Given request: Could you print all the entries exactly?

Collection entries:
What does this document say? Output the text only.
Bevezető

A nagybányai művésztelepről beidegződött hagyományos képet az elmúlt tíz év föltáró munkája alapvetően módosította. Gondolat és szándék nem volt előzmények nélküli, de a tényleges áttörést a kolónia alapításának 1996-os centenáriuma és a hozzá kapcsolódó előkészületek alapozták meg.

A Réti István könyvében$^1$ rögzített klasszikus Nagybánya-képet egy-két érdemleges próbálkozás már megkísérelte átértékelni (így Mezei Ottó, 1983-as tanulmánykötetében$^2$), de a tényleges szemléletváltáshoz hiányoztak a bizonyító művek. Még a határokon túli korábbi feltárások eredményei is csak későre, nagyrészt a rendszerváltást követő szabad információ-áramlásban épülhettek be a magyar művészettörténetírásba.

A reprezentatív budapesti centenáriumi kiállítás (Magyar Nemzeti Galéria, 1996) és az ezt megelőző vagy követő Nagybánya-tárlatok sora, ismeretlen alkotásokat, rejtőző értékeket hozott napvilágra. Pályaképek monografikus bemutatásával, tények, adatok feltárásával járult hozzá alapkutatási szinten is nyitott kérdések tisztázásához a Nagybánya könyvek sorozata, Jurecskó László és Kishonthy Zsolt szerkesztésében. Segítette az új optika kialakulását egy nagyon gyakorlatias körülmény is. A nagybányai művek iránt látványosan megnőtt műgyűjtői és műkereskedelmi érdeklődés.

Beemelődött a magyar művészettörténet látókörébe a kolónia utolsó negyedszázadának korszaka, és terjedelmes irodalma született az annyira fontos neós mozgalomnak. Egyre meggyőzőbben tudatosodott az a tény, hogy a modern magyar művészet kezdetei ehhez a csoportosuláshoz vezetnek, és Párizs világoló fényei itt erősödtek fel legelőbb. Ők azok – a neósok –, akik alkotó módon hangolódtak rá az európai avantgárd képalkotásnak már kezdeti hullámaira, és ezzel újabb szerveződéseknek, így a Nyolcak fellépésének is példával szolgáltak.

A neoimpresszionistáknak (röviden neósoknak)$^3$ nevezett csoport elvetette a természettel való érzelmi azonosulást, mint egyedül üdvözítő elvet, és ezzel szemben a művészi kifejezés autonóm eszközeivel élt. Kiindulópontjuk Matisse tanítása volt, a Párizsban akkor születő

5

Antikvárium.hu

Answer to the exercise:
What does this document say? Output the text only.
Bevezető

A nagybányai művésztelepről beidegződött hagyományos képet az elmúlt tíz év föltáró munkája alapvetően módosította. Gondolat és szándék nem volt előzmények nélküli, de a tényleges áttörést a kolónia alapításának 1996-os centenáriuma és a hozzá kapcsolódó előkészületek alapozták meg.

A Réti István könyvében$^1$ rögzített klasszikus Nagybánya-képet egy-két érdemleges próbálkozás már megkísérelte átértékelni (így Mezei Ottó, 1983-as tanulmánykötetében$^2$), de a tényleges szemléletváltáshoz hiányoztak a bizonyító művek. Még a határokon túli korábbi feltárások eredményei is csak későre, nagyrészt a rendszerváltást követő szabad információ-áramlásban épülhettek be a magyar művészettörténetírásba.

A reprezentatív budapesti centenáriumi kiállítás (Magyar Nemzeti Galéria, 1996) és az ezt megelőző vagy követő Nagybánya-tárlatok sora, ismeretlen alkotásokat, rejtőző értékeket hozott napvilágra. Pályaképek monografikus bemutatásával, tények, adatok feltárásával járult hozzá alapkutatási szinten is nyitott kérdések tisztázásához a Nagybánya könyvek sorozata, Jurecskó László és Kishonthy Zsolt szerkesztésében. Segítette az új optika kialakulását egy nagyon gyakorlatias körülmény is. A nagybányai művek iránt látványosan megnőtt műgyűjtői és műkereskedelmi érdeklődés.

Beemelődött a magyar művészettörténet látókörébe a kolónia utolsó negyedszázadának korszaka, és terjedelmes irodalma született az annyira fontos neós mozgalomnak. Egyre meggyőzőbben tudatosodott az a tény, hogy a modern magyar művészet kezdetei ehhez a csoportosuláshoz vezetnek, és Párizs világoló fényei itt erősödtek fel legelőbb. Ők azok – a neósok –, akik alkotó módon hangolódtak rá az európai avantgárd képalkotásnak már kezdeti hullámaira, és ezzel újabb szerveződéseknek, így a Nyolcak fellépésének is példával szolgáltak.

A neoimpresszionistáknak (röviden neósoknak)$^3$ nevezett csoport elvetette a természettel való érzelmi azonosulást, mint egyedül üdvözítő elvet, és ezzel szemben a művészi kifejezés autonóm eszközeivel élt. Kiindulópontjuk Matisse tanítása volt, a Párizsban akkor születő

5

Antikvárium.hu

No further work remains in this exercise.